**PROBLEM REQUIREMENTS**
Below are the records; reproduce all of them exactly but without any images.

─── DATA ENTRIES ───

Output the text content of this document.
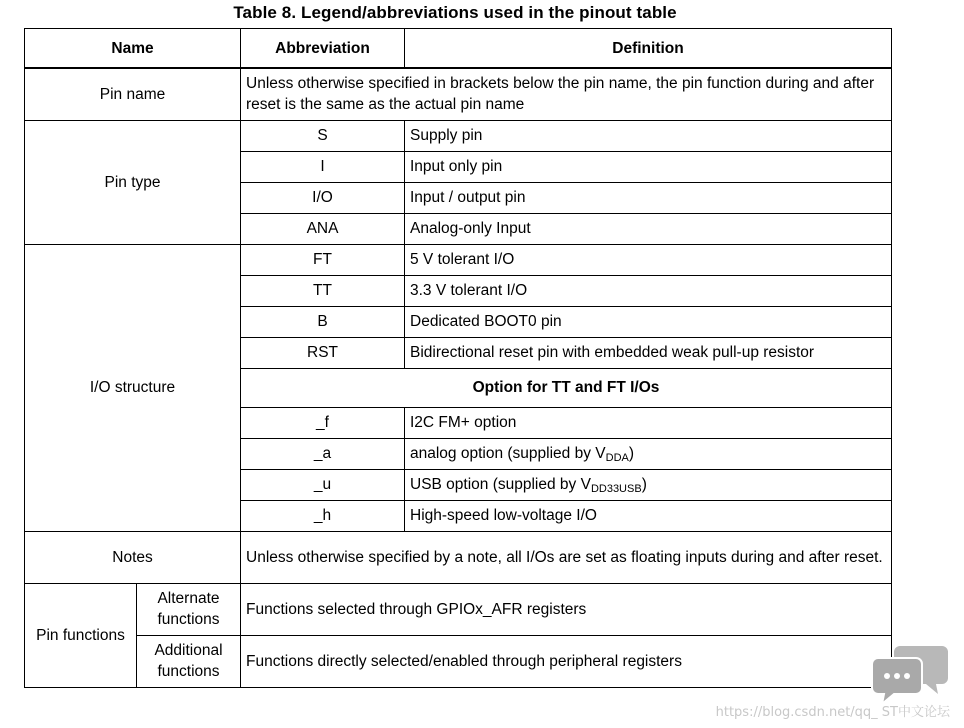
Table 8. Legend/abbreviations used in the pinout table
Name		Abbreviation	Definition
Pin name		Unless otherwise specified in brackets below the pin name, the pin function during and after reset is the same as the actual pin name	
Pin type		S	Supply pin
		I	Input only pin
		I/O	Input / output pin
		ANA	Analog-only Input
I/O structure		FT	5 V tolerant I/O
		TT	3.3 V tolerant I/O
		B	Dedicated BOOT0 pin
		RST	Bidirectional reset pin with embedded weak pull-up resistor
		Option for TT and FT I/Os	
		_f	I2C FM+ option
		_a	analog option (supplied by $V_{DDA}$)
		_u	USB option (supplied by $V_{DD33USB}$)
		_h	High-speed low-voltage I/O
Notes		Unless otherwise specified by a note, all I/Os are set as floating inputs during and after reset.	
Pin functions	Alternate functions	Functions selected through GPIOx_AFR registers	
	Additional functions	Functions directly selected/enabled through peripheral registers	
https://blog.csdn.net/qq_ ST中文论坛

───

**RESULT**
Output the text content of this document.
Table 8. Legend/abbreviations used in the pinout table
Name		Abbreviation	Definition
Pin name		Unless otherwise specified in brackets below the pin name, the pin function during and after reset is the same as the actual pin name	
Pin type		S	Supply pin
		I	Input only pin
		I/O	Input / output pin
		ANA	Analog-only Input
I/O structure		FT	5 V tolerant I/O
		TT	3.3 V tolerant I/O
		B	Dedicated BOOT0 pin
		RST	Bidirectional reset pin with embedded weak pull-up resistor
		Option for TT and FT I/Os	
		_f	I2C FM+ option
		_a	analog option (supplied by $V_{DDA}$)
		_u	USB option (supplied by $V_{DD33USB}$)
		_h	High-speed low-voltage I/O
Notes		Unless otherwise specified by a note, all I/Os are set as floating inputs during and after reset.	
Pin functions	Alternate functions	Functions selected through GPIOx_AFR registers	
	Additional functions	Functions directly selected/enabled through peripheral registers	
https://blog.csdn.net/qq_ ST中文论坛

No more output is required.